==== Material for this task

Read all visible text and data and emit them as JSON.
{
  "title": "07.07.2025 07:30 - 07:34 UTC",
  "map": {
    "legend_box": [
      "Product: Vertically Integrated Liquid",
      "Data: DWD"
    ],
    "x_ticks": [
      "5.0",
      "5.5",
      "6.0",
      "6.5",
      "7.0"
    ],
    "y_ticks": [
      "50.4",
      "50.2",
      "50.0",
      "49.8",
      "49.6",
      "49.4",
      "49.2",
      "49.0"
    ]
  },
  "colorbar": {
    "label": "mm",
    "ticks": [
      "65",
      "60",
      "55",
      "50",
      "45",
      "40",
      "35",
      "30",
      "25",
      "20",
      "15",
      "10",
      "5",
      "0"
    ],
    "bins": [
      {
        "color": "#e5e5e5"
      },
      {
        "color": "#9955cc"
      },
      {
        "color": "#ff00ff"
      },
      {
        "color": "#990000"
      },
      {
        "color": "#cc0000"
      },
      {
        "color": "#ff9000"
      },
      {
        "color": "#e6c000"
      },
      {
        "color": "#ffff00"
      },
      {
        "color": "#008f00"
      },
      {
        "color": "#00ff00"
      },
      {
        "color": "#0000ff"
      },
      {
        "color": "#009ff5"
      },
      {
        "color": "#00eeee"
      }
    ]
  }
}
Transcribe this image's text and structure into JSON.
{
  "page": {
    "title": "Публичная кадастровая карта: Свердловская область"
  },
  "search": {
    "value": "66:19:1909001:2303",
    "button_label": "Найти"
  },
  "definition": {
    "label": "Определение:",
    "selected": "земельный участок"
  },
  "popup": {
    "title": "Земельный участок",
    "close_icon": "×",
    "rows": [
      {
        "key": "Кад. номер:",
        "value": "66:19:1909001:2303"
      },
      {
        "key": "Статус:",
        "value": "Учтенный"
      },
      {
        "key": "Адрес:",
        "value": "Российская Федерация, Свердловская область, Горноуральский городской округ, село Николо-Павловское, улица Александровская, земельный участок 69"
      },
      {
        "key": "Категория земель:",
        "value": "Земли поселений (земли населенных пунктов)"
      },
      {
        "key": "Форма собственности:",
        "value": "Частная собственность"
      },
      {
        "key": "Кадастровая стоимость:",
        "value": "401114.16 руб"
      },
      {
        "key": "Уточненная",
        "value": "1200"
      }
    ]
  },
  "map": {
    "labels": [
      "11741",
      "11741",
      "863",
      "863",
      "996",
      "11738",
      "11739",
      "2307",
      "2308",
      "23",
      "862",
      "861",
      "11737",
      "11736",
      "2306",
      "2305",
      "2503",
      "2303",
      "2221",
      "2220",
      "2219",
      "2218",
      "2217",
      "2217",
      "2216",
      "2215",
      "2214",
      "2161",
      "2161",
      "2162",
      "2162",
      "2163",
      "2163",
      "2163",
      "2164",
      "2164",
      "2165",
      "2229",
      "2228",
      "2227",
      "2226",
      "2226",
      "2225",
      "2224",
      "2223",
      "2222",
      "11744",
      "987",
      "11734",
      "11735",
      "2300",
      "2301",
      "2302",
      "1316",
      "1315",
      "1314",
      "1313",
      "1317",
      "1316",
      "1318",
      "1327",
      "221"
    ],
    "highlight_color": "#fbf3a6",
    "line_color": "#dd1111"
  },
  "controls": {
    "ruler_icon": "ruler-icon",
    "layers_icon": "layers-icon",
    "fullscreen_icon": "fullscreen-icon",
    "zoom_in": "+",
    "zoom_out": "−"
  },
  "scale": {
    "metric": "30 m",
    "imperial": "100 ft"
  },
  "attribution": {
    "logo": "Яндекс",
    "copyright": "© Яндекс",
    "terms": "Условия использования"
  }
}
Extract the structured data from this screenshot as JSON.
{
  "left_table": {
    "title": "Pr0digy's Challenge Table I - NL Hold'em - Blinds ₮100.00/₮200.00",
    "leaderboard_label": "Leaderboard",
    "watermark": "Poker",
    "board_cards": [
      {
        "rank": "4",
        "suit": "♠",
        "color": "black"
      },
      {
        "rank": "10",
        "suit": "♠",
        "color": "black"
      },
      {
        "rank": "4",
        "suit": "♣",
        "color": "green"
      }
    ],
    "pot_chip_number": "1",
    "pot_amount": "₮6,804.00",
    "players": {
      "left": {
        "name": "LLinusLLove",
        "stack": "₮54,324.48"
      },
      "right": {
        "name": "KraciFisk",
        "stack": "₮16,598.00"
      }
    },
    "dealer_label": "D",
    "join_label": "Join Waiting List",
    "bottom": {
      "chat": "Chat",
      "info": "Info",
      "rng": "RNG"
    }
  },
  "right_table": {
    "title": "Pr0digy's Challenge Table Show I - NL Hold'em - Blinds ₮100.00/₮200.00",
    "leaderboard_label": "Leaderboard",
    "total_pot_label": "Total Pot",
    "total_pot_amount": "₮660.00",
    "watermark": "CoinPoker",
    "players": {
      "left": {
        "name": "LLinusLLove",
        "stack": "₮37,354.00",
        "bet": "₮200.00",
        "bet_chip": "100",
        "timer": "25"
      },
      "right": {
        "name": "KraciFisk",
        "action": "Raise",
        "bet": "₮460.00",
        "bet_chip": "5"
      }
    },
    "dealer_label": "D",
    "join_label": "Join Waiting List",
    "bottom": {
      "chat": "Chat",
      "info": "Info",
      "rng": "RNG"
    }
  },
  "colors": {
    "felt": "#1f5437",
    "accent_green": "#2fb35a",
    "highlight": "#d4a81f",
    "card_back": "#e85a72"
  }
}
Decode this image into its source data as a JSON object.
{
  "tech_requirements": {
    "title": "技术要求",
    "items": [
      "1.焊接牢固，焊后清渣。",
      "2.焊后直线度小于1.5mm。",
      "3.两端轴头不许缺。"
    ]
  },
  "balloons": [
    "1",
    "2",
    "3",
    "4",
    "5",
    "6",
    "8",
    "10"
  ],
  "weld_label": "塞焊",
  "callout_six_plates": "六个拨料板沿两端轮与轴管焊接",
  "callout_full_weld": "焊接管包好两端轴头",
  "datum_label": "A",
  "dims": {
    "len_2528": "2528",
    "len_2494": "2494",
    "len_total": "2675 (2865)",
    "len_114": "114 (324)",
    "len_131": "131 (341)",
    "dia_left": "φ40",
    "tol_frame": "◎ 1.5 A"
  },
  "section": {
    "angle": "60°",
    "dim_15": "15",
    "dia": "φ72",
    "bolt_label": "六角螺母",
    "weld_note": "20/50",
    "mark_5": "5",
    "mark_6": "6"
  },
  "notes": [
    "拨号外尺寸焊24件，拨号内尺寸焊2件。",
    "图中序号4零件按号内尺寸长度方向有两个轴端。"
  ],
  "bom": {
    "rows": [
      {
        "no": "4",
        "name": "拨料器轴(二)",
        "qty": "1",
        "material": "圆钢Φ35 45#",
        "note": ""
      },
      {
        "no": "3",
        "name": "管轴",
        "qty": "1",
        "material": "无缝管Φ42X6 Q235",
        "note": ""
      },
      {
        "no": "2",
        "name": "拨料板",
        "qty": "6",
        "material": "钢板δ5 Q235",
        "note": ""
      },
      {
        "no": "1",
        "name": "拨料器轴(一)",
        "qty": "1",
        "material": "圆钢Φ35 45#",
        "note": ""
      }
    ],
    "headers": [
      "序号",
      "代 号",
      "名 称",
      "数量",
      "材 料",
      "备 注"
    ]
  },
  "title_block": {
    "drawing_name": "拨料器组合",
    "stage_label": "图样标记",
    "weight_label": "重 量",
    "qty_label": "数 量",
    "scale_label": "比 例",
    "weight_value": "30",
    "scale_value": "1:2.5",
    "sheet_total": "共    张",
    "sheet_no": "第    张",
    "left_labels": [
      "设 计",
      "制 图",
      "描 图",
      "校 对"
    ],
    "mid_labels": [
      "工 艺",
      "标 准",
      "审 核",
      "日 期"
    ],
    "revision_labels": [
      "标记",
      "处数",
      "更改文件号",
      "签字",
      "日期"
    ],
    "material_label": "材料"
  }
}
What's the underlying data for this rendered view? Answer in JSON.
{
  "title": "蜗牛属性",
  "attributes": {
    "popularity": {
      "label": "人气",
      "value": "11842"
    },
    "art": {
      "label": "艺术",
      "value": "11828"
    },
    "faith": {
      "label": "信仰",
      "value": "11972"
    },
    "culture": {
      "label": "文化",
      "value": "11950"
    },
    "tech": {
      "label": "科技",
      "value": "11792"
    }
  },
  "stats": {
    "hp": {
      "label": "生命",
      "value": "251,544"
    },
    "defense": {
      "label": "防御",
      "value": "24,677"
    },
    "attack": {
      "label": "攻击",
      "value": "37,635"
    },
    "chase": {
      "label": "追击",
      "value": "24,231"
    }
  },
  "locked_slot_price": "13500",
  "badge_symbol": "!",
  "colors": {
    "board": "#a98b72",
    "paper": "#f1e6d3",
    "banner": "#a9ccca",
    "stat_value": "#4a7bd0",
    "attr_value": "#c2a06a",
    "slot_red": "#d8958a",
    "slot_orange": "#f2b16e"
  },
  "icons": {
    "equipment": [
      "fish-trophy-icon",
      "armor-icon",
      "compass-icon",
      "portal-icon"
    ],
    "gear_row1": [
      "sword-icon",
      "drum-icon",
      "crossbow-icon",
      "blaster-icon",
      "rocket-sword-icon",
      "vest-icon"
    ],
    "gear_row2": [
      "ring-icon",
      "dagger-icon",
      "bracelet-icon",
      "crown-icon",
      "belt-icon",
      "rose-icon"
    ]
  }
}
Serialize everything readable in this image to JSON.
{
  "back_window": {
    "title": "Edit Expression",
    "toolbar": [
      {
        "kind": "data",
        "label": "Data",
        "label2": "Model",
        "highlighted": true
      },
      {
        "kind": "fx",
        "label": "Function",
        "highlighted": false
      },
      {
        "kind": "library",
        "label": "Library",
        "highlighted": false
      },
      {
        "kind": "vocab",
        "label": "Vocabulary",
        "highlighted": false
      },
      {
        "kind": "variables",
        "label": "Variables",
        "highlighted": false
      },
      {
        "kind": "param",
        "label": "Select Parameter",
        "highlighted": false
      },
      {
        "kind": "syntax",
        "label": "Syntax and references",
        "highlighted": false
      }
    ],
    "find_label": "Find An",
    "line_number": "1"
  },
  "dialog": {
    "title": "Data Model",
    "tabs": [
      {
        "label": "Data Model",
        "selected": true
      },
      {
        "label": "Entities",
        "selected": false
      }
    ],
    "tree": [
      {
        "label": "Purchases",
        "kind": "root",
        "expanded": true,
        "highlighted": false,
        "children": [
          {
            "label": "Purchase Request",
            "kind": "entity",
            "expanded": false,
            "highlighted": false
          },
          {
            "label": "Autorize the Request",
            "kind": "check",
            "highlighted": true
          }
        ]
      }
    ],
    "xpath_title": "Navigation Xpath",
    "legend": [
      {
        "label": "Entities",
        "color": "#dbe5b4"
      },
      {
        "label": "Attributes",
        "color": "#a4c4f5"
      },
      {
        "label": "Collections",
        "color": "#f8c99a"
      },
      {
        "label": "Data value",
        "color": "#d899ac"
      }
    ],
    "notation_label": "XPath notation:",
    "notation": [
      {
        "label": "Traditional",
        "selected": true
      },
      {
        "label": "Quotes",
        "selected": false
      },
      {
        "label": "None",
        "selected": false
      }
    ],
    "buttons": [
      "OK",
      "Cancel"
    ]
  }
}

========

Every line in the data above that contains "Model" needs to be copied.

- [Completed task]:
        "label2": "Model",
    "title": "Data Model",
        "label": "Data Model",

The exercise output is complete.